TASK INSTRUCTIONS
Search the records below for the word "text". Pull out each line that has it.

[Dataset rows]
BEGIN
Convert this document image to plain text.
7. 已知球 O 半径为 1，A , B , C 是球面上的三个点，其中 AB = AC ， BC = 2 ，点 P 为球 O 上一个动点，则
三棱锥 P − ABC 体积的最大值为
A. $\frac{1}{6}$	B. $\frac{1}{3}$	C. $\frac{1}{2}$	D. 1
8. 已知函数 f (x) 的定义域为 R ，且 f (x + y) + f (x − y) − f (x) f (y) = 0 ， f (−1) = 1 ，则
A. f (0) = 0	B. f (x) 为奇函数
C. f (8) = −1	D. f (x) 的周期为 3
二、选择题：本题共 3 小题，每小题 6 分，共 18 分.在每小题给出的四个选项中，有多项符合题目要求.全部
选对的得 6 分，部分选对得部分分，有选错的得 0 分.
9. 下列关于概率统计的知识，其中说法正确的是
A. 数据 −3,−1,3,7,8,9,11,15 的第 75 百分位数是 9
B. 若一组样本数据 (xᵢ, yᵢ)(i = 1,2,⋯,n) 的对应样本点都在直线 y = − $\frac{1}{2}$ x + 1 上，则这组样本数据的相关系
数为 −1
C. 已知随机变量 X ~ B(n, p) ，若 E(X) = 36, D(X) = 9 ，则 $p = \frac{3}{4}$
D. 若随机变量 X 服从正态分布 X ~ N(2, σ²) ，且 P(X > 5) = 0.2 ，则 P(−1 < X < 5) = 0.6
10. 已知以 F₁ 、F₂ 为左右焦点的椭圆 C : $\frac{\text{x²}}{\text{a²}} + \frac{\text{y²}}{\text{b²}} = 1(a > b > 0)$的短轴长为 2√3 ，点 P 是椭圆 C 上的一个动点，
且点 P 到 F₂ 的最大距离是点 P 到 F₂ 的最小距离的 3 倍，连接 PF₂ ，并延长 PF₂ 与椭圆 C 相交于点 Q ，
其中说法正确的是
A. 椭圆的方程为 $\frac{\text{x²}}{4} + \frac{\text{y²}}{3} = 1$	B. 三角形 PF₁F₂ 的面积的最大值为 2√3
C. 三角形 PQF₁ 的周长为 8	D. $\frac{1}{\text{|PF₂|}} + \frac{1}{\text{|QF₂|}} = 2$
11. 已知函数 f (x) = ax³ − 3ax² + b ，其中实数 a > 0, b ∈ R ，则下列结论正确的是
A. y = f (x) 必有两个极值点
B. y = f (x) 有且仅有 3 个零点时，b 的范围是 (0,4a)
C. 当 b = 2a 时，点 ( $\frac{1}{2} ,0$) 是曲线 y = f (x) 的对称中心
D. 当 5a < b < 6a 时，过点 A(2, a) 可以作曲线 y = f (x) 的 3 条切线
END
RESPONSE
Convert this document image to plain text.
10. 已知以 F₁ 、F₂ 为左右焦点的椭圆 C : $\frac{\text{x²}}{\text{a²}} + \frac{\text{y²}}{\text{b²}} = 1(a > b > 0)$的短轴长为 2√3 ，点 P 是椭圆 C 上的一个动点，
A. 椭圆的方程为 $\frac{\text{x²}}{4} + \frac{\text{y²}}{3} = 1$	B. 三角形 PF₁F₂ 的面积的最大值为 2√3
C. 三角形 PQF₁ 的周长为 8	D. $\frac{1}{\text{|PF₂|}} + \frac{1}{\text{|QF₂|}} = 2$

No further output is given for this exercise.